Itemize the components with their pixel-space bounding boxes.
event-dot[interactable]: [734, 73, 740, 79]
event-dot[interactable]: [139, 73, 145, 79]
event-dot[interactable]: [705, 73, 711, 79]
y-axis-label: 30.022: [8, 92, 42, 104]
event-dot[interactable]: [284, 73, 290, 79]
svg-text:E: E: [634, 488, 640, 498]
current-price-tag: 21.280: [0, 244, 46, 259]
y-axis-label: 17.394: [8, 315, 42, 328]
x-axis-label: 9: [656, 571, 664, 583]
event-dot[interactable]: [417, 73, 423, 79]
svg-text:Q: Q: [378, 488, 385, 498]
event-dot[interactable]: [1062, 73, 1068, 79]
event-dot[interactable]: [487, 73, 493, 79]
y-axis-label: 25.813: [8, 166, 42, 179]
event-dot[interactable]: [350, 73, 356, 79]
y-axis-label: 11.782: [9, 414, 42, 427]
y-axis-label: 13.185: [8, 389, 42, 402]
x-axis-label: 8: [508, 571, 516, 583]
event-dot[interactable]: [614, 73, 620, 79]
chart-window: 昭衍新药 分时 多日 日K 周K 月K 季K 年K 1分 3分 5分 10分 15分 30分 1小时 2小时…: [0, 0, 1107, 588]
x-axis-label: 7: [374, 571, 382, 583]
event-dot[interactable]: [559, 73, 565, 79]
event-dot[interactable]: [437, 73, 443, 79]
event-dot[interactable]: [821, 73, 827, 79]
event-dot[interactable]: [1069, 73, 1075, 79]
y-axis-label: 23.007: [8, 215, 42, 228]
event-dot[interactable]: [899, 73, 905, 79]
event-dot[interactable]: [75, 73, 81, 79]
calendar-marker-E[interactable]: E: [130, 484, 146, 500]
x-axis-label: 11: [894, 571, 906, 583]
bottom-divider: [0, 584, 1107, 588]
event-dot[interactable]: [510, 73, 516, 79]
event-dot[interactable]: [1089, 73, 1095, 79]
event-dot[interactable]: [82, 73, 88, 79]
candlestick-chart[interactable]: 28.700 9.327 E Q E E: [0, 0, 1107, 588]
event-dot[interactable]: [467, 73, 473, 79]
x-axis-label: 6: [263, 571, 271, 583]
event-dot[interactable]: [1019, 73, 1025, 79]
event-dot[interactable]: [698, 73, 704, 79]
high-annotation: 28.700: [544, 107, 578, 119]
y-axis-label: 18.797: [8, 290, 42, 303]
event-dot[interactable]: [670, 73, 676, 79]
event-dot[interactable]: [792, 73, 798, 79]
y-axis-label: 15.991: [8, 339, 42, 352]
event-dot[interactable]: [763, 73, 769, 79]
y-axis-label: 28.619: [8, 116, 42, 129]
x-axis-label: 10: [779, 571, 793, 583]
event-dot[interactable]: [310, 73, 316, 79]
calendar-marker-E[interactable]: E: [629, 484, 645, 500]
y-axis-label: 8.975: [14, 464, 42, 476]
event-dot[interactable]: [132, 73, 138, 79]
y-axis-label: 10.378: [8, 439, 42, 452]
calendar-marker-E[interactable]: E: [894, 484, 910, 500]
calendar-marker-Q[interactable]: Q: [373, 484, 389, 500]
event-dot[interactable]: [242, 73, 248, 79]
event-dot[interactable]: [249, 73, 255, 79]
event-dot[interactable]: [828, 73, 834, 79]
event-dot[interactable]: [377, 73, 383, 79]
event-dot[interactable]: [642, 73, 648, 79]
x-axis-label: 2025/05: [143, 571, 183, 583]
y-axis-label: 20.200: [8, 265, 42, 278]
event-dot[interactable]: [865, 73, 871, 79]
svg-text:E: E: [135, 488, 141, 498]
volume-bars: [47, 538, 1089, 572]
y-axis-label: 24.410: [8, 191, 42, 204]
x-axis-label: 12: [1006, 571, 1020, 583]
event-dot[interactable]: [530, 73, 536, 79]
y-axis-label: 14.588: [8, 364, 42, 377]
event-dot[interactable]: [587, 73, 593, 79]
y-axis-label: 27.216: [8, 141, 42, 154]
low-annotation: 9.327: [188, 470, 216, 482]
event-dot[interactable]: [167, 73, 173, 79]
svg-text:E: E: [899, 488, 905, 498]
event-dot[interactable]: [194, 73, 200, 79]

● **What needs to be done**
Print the entire listing above again, with every line unchanged and in its original order.

● **Result of this task**
Itemize the components with their pixel-space bounding boxes.
event-dot[interactable]: [734, 73, 740, 79]
event-dot[interactable]: [139, 73, 145, 79]
event-dot[interactable]: [705, 73, 711, 79]
y-axis-label: 30.022: [8, 92, 42, 104]
event-dot[interactable]: [284, 73, 290, 79]
svg-text:E: E: [634, 488, 640, 498]
current-price-tag: 21.280: [0, 244, 46, 259]
y-axis-label: 17.394: [8, 315, 42, 328]
x-axis-label: 9: [656, 571, 664, 583]
event-dot[interactable]: [417, 73, 423, 79]
svg-text:Q: Q: [378, 488, 385, 498]
event-dot[interactable]: [1062, 73, 1068, 79]
event-dot[interactable]: [487, 73, 493, 79]
y-axis-label: 25.813: [8, 166, 42, 179]
event-dot[interactable]: [350, 73, 356, 79]
y-axis-label: 11.782: [9, 414, 42, 427]
y-axis-label: 13.185: [8, 389, 42, 402]
x-axis-label: 8: [508, 571, 516, 583]
event-dot[interactable]: [614, 73, 620, 79]
chart-window: 昭衍新药 分时 多日 日K 周K 月K 季K 年K 1分 3分 5分 10分 15分 30分 1小时 2小时…: [0, 0, 1107, 588]
x-axis-label: 7: [374, 571, 382, 583]
event-dot[interactable]: [559, 73, 565, 79]
event-dot[interactable]: [437, 73, 443, 79]
event-dot[interactable]: [821, 73, 827, 79]
event-dot[interactable]: [1069, 73, 1075, 79]
y-axis-label: 23.007: [8, 215, 42, 228]
event-dot[interactable]: [899, 73, 905, 79]
event-dot[interactable]: [75, 73, 81, 79]
calendar-marker-E[interactable]: E: [130, 484, 146, 500]
x-axis-label: 11: [894, 571, 906, 583]
bottom-divider: [0, 584, 1107, 588]
event-dot[interactable]: [510, 73, 516, 79]
event-dot[interactable]: [1089, 73, 1095, 79]
event-dot[interactable]: [82, 73, 88, 79]
candlestick-chart[interactable]: 28.700 9.327 E Q E E: [0, 0, 1107, 588]
event-dot[interactable]: [467, 73, 473, 79]
x-axis-label: 6: [263, 571, 271, 583]
event-dot[interactable]: [1019, 73, 1025, 79]
event-dot[interactable]: [698, 73, 704, 79]
high-annotation: 28.700: [544, 107, 578, 119]
y-axis-label: 18.797: [8, 290, 42, 303]
event-dot[interactable]: [670, 73, 676, 79]
event-dot[interactable]: [792, 73, 798, 79]
y-axis-label: 15.991: [8, 339, 42, 352]
event-dot[interactable]: [763, 73, 769, 79]
y-axis-label: 28.619: [8, 116, 42, 129]
x-axis-label: 10: [779, 571, 793, 583]
event-dot[interactable]: [310, 73, 316, 79]
calendar-marker-E[interactable]: E: [629, 484, 645, 500]
y-axis-label: 8.975: [14, 464, 42, 476]
event-dot[interactable]: [132, 73, 138, 79]
y-axis-label: 10.378: [8, 439, 42, 452]
calendar-marker-E[interactable]: E: [894, 484, 910, 500]
calendar-marker-Q[interactable]: Q: [373, 484, 389, 500]
event-dot[interactable]: [242, 73, 248, 79]
event-dot[interactable]: [249, 73, 255, 79]
event-dot[interactable]: [828, 73, 834, 79]
event-dot[interactable]: [377, 73, 383, 79]
event-dot[interactable]: [642, 73, 648, 79]
x-axis-label: 2025/05: [143, 571, 183, 583]
y-axis-label: 20.200: [8, 265, 42, 278]
event-dot[interactable]: [865, 73, 871, 79]
svg-text:E: E: [135, 488, 141, 498]
volume-bars: [47, 538, 1089, 572]
y-axis-label: 24.410: [8, 191, 42, 204]
x-axis-label: 12: [1006, 571, 1020, 583]
event-dot[interactable]: [530, 73, 536, 79]
y-axis-label: 14.588: [8, 364, 42, 377]
event-dot[interactable]: [587, 73, 593, 79]
y-axis-label: 27.216: [8, 141, 42, 154]
low-annotation: 9.327: [188, 470, 216, 482]
event-dot[interactable]: [167, 73, 173, 79]
svg-text:E: E: [899, 488, 905, 498]
event-dot[interactable]: [194, 73, 200, 79]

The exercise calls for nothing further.